__Dataset records__:
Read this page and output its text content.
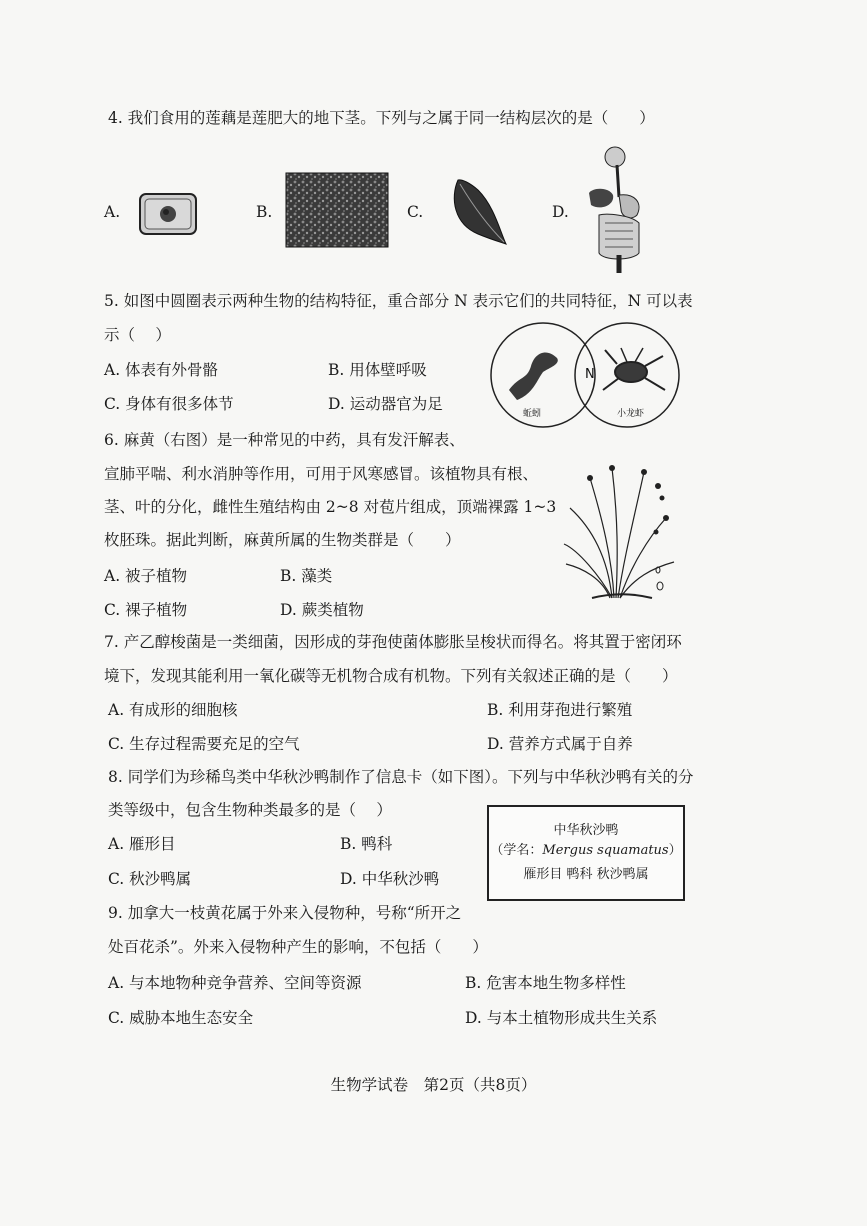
4. 我们食用的莲藕是莲肥大的地下茎。下列与之属于同一结构层次的是（　　）
A.	B.	C.	D.
5. 如图中圆圈表示两种生物的结构特征，重合部分 N 表示它们的共同特征，N 可以表
示（　 ）
A. 体表有外骨骼	B. 用体壁呼吸
C. 身体有很多体节	D. 运动器官为足
N
蚯蚓	小龙虾
6. 麻黄（右图）是一种常见的中药，具有发汗解表、
宣肺平喘、利水消肿等作用，可用于风寒感冒。该植物具有根、
茎、叶的分化，雌性生殖结构由 2~8 对苞片组成，顶端裸露 1~3
枚胚珠。据此判断，麻黄所属的生物类群是（　　）
A. 被子植物	B. 藻类
C. 裸子植物	D. 蕨类植物
7. 产乙醇梭菌是一类细菌，因形成的芽孢使菌体膨胀呈梭状而得名。将其置于密闭环
境下，发现其能利用一氧化碳等无机物合成有机物。下列有关叙述正确的是（　　）
A. 有成形的细胞核	B. 利用芽孢进行繁殖
C. 生存过程需要充足的空气	D. 营养方式属于自养
8. 同学们为珍稀鸟类中华秋沙鸭制作了信息卡（如下图）。下列与中华秋沙鸭有关的分
类等级中，包含生物种类最多的是（　 ）
A. 雁形目	B. 鸭科
C. 秋沙鸭属	D. 中华秋沙鸭
中华秋沙鸭
（学名：Mergus squamatus）
雁形目 鸭科 秋沙鸭属
9. 加拿大一枝黄花属于外来入侵物种，号称“所开之
处百花杀”。外来入侵物种产生的影响，不包括（　　）
A. 与本地物种竞争营养、空间等资源	B. 危害本地生物多样性
C. 威胁本地生态安全	D. 与本土植物形成共生关系
生物学试卷　第2页（共8页）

__Exercise requirements__:
The records above must be echoed exactly, minus their pictures.

__Right answer__:
Read this page and output its text content.
4. 我们食用的莲藕是莲肥大的地下茎。下列与之属于同一结构层次的是（　　）
A.	B.	C.	D.
5. 如图中圆圈表示两种生物的结构特征，重合部分 N 表示它们的共同特征，N 可以表
示（　 ）
A. 体表有外骨骼	B. 用体壁呼吸
C. 身体有很多体节	D. 运动器官为足
N
蚯蚓	小龙虾
6. 麻黄（右图）是一种常见的中药，具有发汗解表、
宣肺平喘、利水消肿等作用，可用于风寒感冒。该植物具有根、
茎、叶的分化，雌性生殖结构由 2~8 对苞片组成，顶端裸露 1~3
枚胚珠。据此判断，麻黄所属的生物类群是（　　）
A. 被子植物	B. 藻类
C. 裸子植物	D. 蕨类植物
7. 产乙醇梭菌是一类细菌，因形成的芽孢使菌体膨胀呈梭状而得名。将其置于密闭环
境下，发现其能利用一氧化碳等无机物合成有机物。下列有关叙述正确的是（　　）
A. 有成形的细胞核	B. 利用芽孢进行繁殖
C. 生存过程需要充足的空气	D. 营养方式属于自养
8. 同学们为珍稀鸟类中华秋沙鸭制作了信息卡（如下图）。下列与中华秋沙鸭有关的分
类等级中，包含生物种类最多的是（　 ）
A. 雁形目	B. 鸭科
C. 秋沙鸭属	D. 中华秋沙鸭
中华秋沙鸭
（学名：Mergus squamatus）
雁形目 鸭科 秋沙鸭属
9. 加拿大一枝黄花属于外来入侵物种，号称“所开之
处百花杀”。外来入侵物种产生的影响，不包括（　　）
A. 与本地物种竞争营养、空间等资源	B. 危害本地生物多样性
C. 威胁本地生态安全	D. 与本土植物形成共生关系
生物学试卷　第2页（共8页）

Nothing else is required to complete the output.